* [Objective] Extract each line holding the word "Spectrum" from the entries.

BEGIN Exercise inputs

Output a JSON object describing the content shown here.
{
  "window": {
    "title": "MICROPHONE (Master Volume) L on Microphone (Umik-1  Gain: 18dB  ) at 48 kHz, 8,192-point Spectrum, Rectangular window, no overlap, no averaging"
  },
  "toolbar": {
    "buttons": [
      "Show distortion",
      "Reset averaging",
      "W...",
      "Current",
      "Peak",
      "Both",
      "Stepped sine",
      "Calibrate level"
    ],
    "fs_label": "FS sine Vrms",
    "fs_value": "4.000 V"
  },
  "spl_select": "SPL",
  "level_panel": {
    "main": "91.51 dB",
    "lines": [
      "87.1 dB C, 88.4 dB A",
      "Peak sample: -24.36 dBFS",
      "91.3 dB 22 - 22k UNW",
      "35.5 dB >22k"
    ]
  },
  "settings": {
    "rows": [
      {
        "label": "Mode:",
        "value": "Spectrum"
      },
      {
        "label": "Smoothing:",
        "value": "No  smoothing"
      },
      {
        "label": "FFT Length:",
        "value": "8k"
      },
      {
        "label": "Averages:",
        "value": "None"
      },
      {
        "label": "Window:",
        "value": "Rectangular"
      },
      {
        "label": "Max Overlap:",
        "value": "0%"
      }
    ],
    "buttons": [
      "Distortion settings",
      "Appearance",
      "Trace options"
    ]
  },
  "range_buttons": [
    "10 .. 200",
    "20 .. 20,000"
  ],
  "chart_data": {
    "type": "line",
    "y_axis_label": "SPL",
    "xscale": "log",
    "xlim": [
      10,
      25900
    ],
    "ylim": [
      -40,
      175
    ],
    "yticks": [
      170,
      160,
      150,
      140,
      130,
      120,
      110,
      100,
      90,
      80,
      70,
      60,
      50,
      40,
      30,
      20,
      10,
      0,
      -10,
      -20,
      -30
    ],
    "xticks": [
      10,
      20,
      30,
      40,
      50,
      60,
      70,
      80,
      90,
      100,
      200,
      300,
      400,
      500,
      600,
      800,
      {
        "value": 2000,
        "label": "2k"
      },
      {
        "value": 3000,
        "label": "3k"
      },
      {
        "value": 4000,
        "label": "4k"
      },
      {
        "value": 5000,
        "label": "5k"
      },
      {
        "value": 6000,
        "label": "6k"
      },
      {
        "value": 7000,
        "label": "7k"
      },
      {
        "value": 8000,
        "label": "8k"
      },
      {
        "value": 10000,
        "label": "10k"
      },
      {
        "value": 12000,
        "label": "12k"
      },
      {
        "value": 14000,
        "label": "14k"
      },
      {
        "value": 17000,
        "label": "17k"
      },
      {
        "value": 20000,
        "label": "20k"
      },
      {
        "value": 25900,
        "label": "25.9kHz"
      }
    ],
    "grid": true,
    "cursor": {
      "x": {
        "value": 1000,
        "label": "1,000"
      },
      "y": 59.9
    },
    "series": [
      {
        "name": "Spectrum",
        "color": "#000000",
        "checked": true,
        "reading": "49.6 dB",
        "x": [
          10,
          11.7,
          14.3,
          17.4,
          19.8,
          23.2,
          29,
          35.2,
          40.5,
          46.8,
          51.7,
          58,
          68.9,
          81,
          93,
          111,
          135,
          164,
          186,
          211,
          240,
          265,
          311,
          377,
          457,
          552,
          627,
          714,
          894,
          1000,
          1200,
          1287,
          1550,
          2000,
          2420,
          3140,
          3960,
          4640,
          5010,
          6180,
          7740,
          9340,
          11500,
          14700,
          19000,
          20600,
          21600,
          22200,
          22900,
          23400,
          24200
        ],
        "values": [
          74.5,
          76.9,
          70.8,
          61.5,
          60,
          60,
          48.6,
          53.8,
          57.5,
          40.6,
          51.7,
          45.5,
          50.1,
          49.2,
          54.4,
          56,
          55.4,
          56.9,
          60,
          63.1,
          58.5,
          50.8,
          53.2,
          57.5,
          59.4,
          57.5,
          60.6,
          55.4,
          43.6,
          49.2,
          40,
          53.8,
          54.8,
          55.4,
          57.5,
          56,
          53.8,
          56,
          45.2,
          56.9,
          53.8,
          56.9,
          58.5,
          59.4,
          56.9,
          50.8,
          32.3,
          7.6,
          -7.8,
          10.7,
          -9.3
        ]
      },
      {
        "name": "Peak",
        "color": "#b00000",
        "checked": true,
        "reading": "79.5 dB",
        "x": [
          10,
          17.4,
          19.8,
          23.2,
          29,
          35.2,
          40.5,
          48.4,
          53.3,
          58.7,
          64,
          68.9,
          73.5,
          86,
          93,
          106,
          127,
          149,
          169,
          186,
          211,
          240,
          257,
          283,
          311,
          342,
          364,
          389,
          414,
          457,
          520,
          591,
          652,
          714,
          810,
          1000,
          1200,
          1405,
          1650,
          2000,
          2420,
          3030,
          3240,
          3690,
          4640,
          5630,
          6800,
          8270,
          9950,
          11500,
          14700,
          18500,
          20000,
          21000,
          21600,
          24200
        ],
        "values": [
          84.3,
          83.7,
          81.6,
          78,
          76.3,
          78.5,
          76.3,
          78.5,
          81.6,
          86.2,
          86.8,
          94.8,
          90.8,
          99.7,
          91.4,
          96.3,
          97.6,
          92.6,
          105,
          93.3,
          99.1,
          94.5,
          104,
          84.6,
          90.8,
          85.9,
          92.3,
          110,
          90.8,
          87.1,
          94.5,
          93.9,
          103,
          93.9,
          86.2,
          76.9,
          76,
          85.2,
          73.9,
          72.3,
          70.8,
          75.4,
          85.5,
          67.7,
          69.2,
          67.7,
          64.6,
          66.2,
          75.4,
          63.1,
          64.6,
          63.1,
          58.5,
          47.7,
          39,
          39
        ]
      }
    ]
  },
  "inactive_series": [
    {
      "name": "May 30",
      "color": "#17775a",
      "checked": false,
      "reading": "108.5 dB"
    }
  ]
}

END Exercise inputs

* [Task answer]
    "title": "MICROPHONE (Master Volume) L on Microphone (Umik-1  Gain: 18dB  ) at 48 kHz, 8,192-point Spectrum, Rectangular window, no overlap, no averaging"
        "value": "Spectrum"
        "name": "Spectrum",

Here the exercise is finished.